Aim. Reproduce all of the listing below without alteration.

Dataset entries on figures
▬▬▬▬▬▬▬▬▬▬

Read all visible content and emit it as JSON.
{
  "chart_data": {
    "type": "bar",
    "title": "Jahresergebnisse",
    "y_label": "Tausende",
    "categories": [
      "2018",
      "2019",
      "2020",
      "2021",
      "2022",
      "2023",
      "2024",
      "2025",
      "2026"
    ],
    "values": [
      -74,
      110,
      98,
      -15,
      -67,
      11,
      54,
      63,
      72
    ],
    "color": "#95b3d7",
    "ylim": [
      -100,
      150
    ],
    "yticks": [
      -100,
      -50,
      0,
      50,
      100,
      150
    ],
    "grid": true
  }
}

▬▬▬▬▬▬▬▬▬▬

Task response.
Read all visible content and emit it as JSON.
{
  "chart_data": {
    "type": "bar",
    "title": "Jahresergebnisse",
    "y_label": "Tausende",
    "categories": [
      "2018",
      "2019",
      "2020",
      "2021",
      "2022",
      "2023",
      "2024",
      "2025",
      "2026"
    ],
    "values": [
      -74,
      110,
      98,
      -15,
      -67,
      11,
      54,
      63,
      72
    ],
    "color": "#95b3d7",
    "ylim": [
      -100,
      150
    ],
    "yticks": [
      -100,
      -50,
      0,
      50,
      100,
      150
    ],
    "grid": true
  }
}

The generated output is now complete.